__What the task requires__. Write the data below out exactly as it stands. Do not include the pictures.

########

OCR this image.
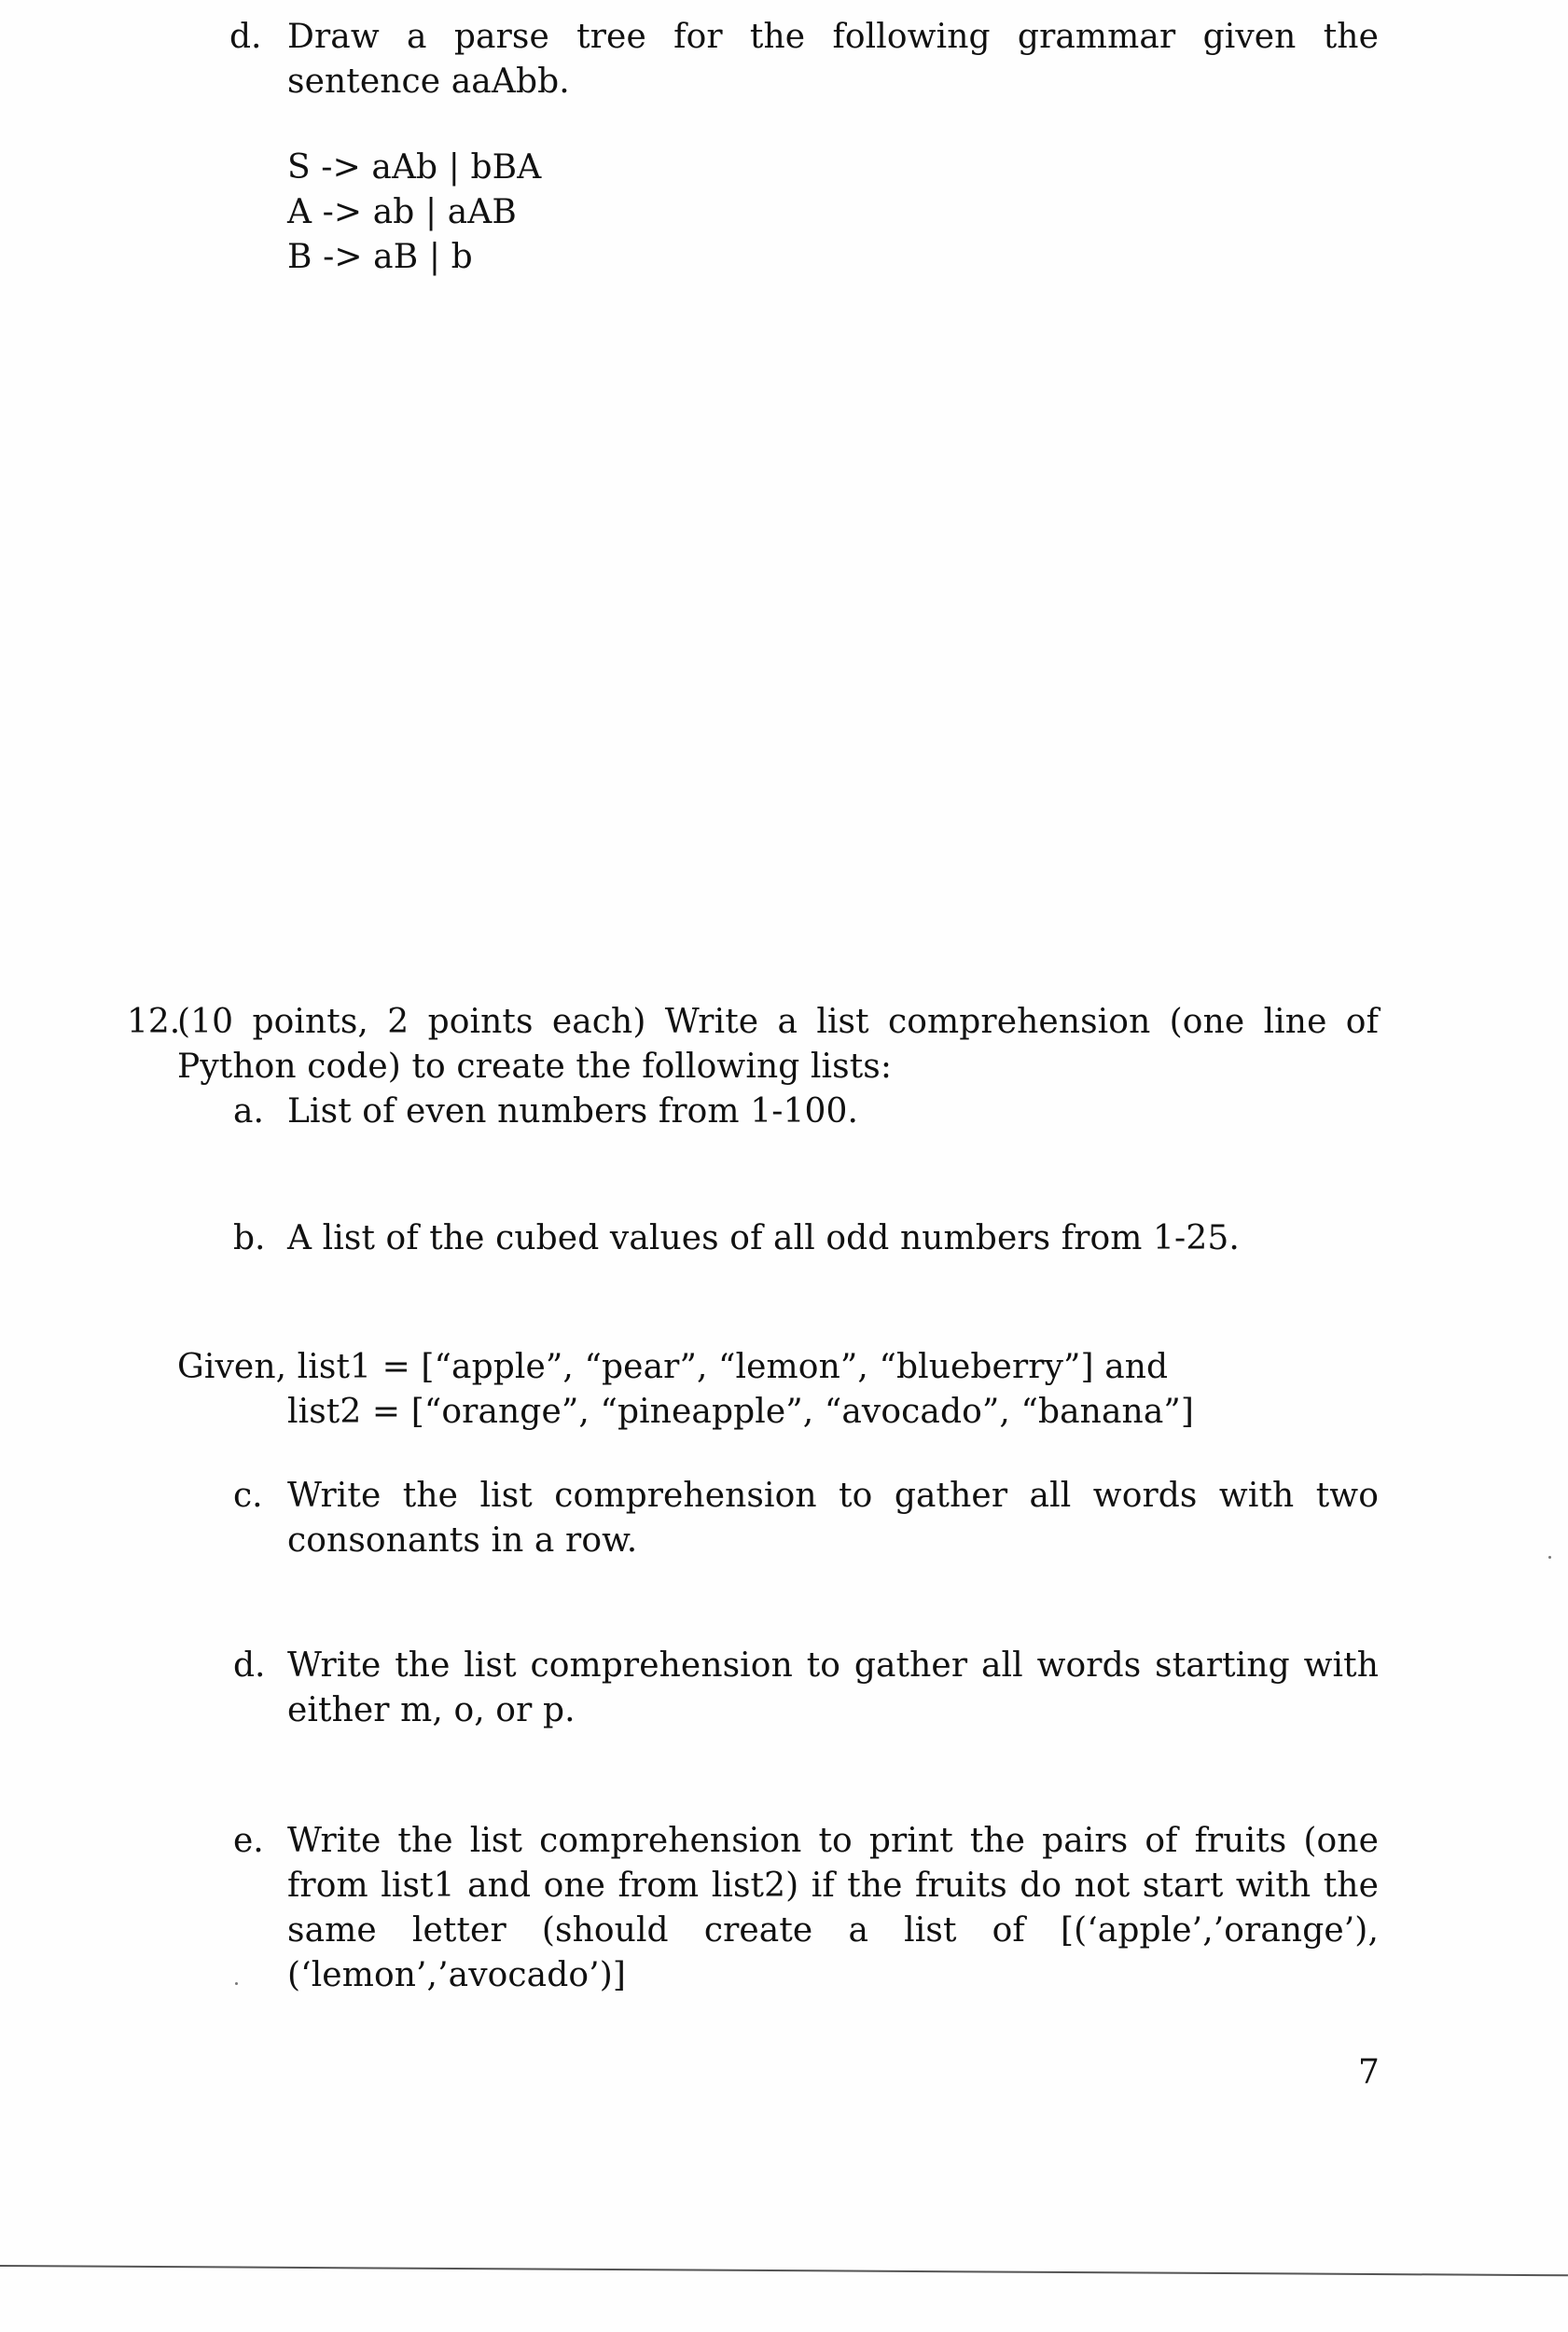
d. Draw a parse tree for the following grammar given the sentence aaAbb.
S -> aAb | bBA
A -> ab | aAB
B -> aB | b
12.
(10 points, 2 points each) Write a list comprehension (one line of Python code) to create the following lists:
a. List of even numbers from 1-100.
b. A list of the cubed values of all odd numbers from 1-25.
Given, list1 = [“apple”, “pear”, “lemon”, “blueberry”] and
list2 = [“orange”, “pineapple”, “avocado”, “banana”]
c. Write the list comprehension to gather all words with two consonants in a row.
d. Write the list comprehension to gather all words starting with either m, o, or p.
e. Write the list comprehension to print the pairs of fruits (one from list1 and one from list2) if the fruits do not start with the same letter (should create a list of [(‘apple’,’orange’),(‘lemon’,’avocado’)]
7
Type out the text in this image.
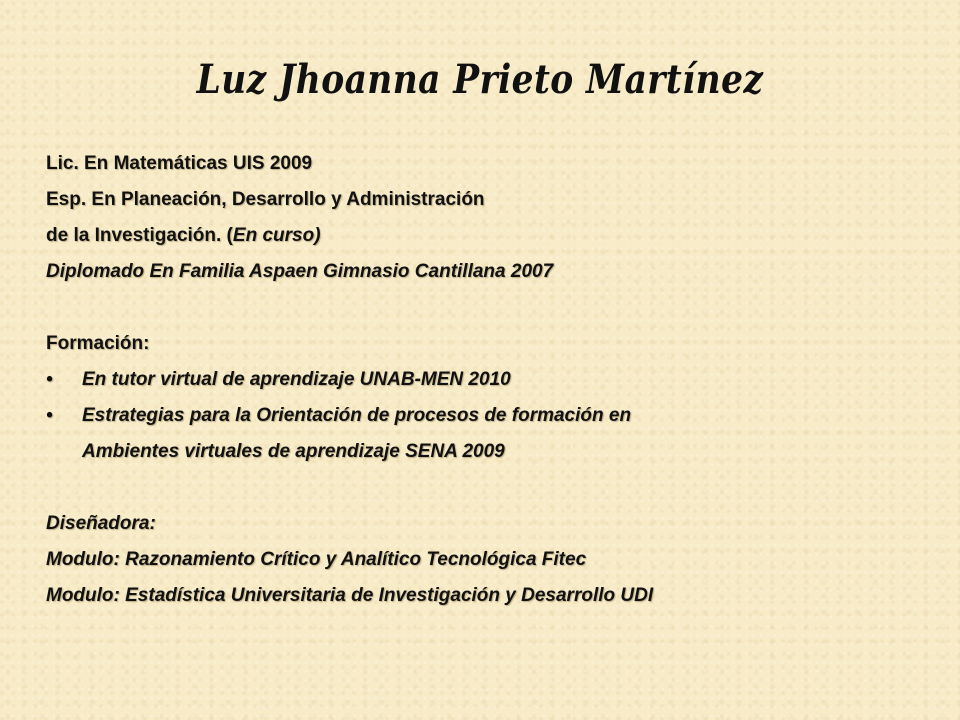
Luz Jhoanna Prieto Martínez
Lic. En Matemáticas UIS 2009
Esp. En Planeación, Desarrollo y Administración
de la Investigación. (En curso)
Diplomado En Familia Aspaen Gimnasio Cantillana 2007
Formación:
• En tutor virtual de aprendizaje UNAB-MEN 2010
• Estrategias para la Orientación de procesos de formación en
Ambientes virtuales de aprendizaje SENA 2009
Diseñadora:
Modulo: Razonamiento Crítico y Analítico Tecnológica Fitec
Modulo: Estadística Universitaria de Investigación y Desarrollo UDI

########

__Exercise answer__.
OCR this image.
d. Draw a parse tree for the following grammar given the sentence aaAbb.
S -> aAb | bBA
A -> ab | aAB
B -> aB | b
12.
(10 points, 2 points each) Write a list comprehension (one line of Python code) to create the following lists:
a. List of even numbers from 1-100.
b. A list of the cubed values of all odd numbers from 1-25.
Given, list1 = [“apple”, “pear”, “lemon”, “blueberry”] and
list2 = [“orange”, “pineapple”, “avocado”, “banana”]
c. Write the list comprehension to gather all words with two consonants in a row.
d. Write the list comprehension to gather all words starting with either m, o, or p.
e. Write the list comprehension to print the pairs of fruits (one from list1 and one from list2) if the fruits do not start with the same letter (should create a list of [(‘apple’,’orange’),(‘lemon’,’avocado’)]
7
Type out the text in this image.
Luz Jhoanna Prieto Martínez
Lic. En Matemáticas UIS 2009
Esp. En Planeación, Desarrollo y Administración
de la Investigación. (En curso)
Diplomado En Familia Aspaen Gimnasio Cantillana 2007
Formación:
• En tutor virtual de aprendizaje UNAB-MEN 2010
• Estrategias para la Orientación de procesos de formación en
Ambientes virtuales de aprendizaje SENA 2009
Diseñadora:
Modulo: Razonamiento Crítico y Analítico Tecnológica Fitec
Modulo: Estadística Universitaria de Investigación y Desarrollo UDI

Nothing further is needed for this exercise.